_OBJECTIVE_. Restate the full listing word for word and leave the pictures out.

==*==

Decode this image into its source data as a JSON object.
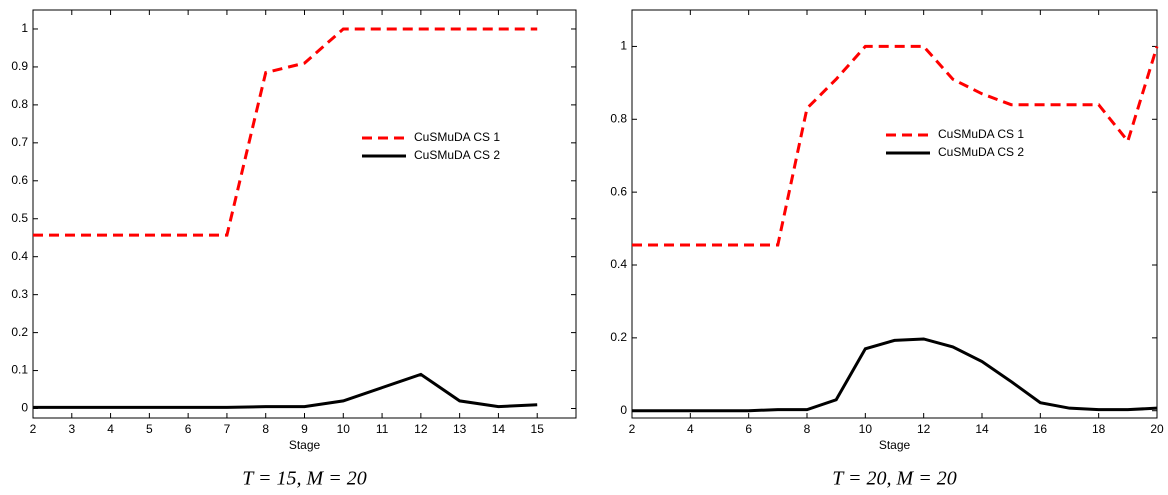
{
  "chart_data": [
    {
      "type": "line",
      "xlabel": "Stage",
      "caption": "T = 15, M = 20",
      "x": [
        2,
        3,
        4,
        5,
        6,
        7,
        8,
        9,
        10,
        11,
        12,
        13,
        14,
        15
      ],
      "xlim": [
        2,
        16
      ],
      "xticks": [
        2,
        3,
        4,
        5,
        6,
        7,
        8,
        9,
        10,
        11,
        12,
        13,
        14,
        15
      ],
      "ylim": [
        -0.025,
        1.05
      ],
      "yticks": [
        0,
        0.1,
        0.2,
        0.3,
        0.4,
        0.5,
        0.6,
        0.7,
        0.8,
        0.9,
        1
      ],
      "series": [
        {
          "name": "CuSMuDA CS 1",
          "color": "#ff0000",
          "dash": true,
          "values": [
            0.457,
            0.457,
            0.457,
            0.457,
            0.457,
            0.457,
            0.885,
            0.91,
            1,
            1,
            1,
            1,
            1,
            1
          ]
        },
        {
          "name": "CuSMuDA CS 2",
          "color": "#000000",
          "dash": false,
          "values": [
            0.003,
            0.003,
            0.003,
            0.003,
            0.003,
            0.003,
            0.005,
            0.005,
            0.02,
            0.055,
            0.09,
            0.02,
            0.005,
            0.01
          ]
        }
      ]
    },
    {
      "type": "line",
      "xlabel": "Stage",
      "caption": "T = 20, M = 20",
      "x": [
        2,
        3,
        4,
        5,
        6,
        7,
        8,
        9,
        10,
        11,
        12,
        13,
        14,
        15,
        16,
        17,
        18,
        19,
        20
      ],
      "xlim": [
        2,
        20
      ],
      "xticks": [
        2,
        4,
        6,
        8,
        10,
        12,
        14,
        16,
        18,
        20
      ],
      "ylim": [
        -0.02,
        1.1
      ],
      "yticks": [
        0,
        0.2,
        0.4,
        0.6,
        0.8,
        1
      ],
      "series": [
        {
          "name": "CuSMuDA CS 1",
          "color": "#ff0000",
          "dash": true,
          "values": [
            0.455,
            0.455,
            0.455,
            0.455,
            0.455,
            0.455,
            0.83,
            0.91,
            1,
            1,
            1,
            0.91,
            0.87,
            0.84,
            0.84,
            0.84,
            0.84,
            0.74,
            1
          ]
        },
        {
          "name": "CuSMuDA CS 2",
          "color": "#000000",
          "dash": false,
          "values": [
            0,
            0,
            0,
            0,
            0,
            0.003,
            0.003,
            0.03,
            0.17,
            0.193,
            0.197,
            0.175,
            0.135,
            0.08,
            0.022,
            0.007,
            0.003,
            0.003,
            0.007
          ]
        }
      ]
    }
  ]
}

==*==

_EXPECTED ANSWER_.
Decode this image into its source data as a JSON object.
{
  "chart_data": [
    {
      "type": "line",
      "xlabel": "Stage",
      "caption": "T = 15, M = 20",
      "x": [
        2,
        3,
        4,
        5,
        6,
        7,
        8,
        9,
        10,
        11,
        12,
        13,
        14,
        15
      ],
      "xlim": [
        2,
        16
      ],
      "xticks": [
        2,
        3,
        4,
        5,
        6,
        7,
        8,
        9,
        10,
        11,
        12,
        13,
        14,
        15
      ],
      "ylim": [
        -0.025,
        1.05
      ],
      "yticks": [
        0,
        0.1,
        0.2,
        0.3,
        0.4,
        0.5,
        0.6,
        0.7,
        0.8,
        0.9,
        1
      ],
      "series": [
        {
          "name": "CuSMuDA CS 1",
          "color": "#ff0000",
          "dash": true,
          "values": [
            0.457,
            0.457,
            0.457,
            0.457,
            0.457,
            0.457,
            0.885,
            0.91,
            1,
            1,
            1,
            1,
            1,
            1
          ]
        },
        {
          "name": "CuSMuDA CS 2",
          "color": "#000000",
          "dash": false,
          "values": [
            0.003,
            0.003,
            0.003,
            0.003,
            0.003,
            0.003,
            0.005,
            0.005,
            0.02,
            0.055,
            0.09,
            0.02,
            0.005,
            0.01
          ]
        }
      ]
    },
    {
      "type": "line",
      "xlabel": "Stage",
      "caption": "T = 20, M = 20",
      "x": [
        2,
        3,
        4,
        5,
        6,
        7,
        8,
        9,
        10,
        11,
        12,
        13,
        14,
        15,
        16,
        17,
        18,
        19,
        20
      ],
      "xlim": [
        2,
        20
      ],
      "xticks": [
        2,
        4,
        6,
        8,
        10,
        12,
        14,
        16,
        18,
        20
      ],
      "ylim": [
        -0.02,
        1.1
      ],
      "yticks": [
        0,
        0.2,
        0.4,
        0.6,
        0.8,
        1
      ],
      "series": [
        {
          "name": "CuSMuDA CS 1",
          "color": "#ff0000",
          "dash": true,
          "values": [
            0.455,
            0.455,
            0.455,
            0.455,
            0.455,
            0.455,
            0.83,
            0.91,
            1,
            1,
            1,
            0.91,
            0.87,
            0.84,
            0.84,
            0.84,
            0.84,
            0.74,
            1
          ]
        },
        {
          "name": "CuSMuDA CS 2",
          "color": "#000000",
          "dash": false,
          "values": [
            0,
            0,
            0,
            0,
            0,
            0.003,
            0.003,
            0.03,
            0.17,
            0.193,
            0.197,
            0.175,
            0.135,
            0.08,
            0.022,
            0.007,
            0.003,
            0.003,
            0.007
          ]
        }
      ]
    }
  ]
}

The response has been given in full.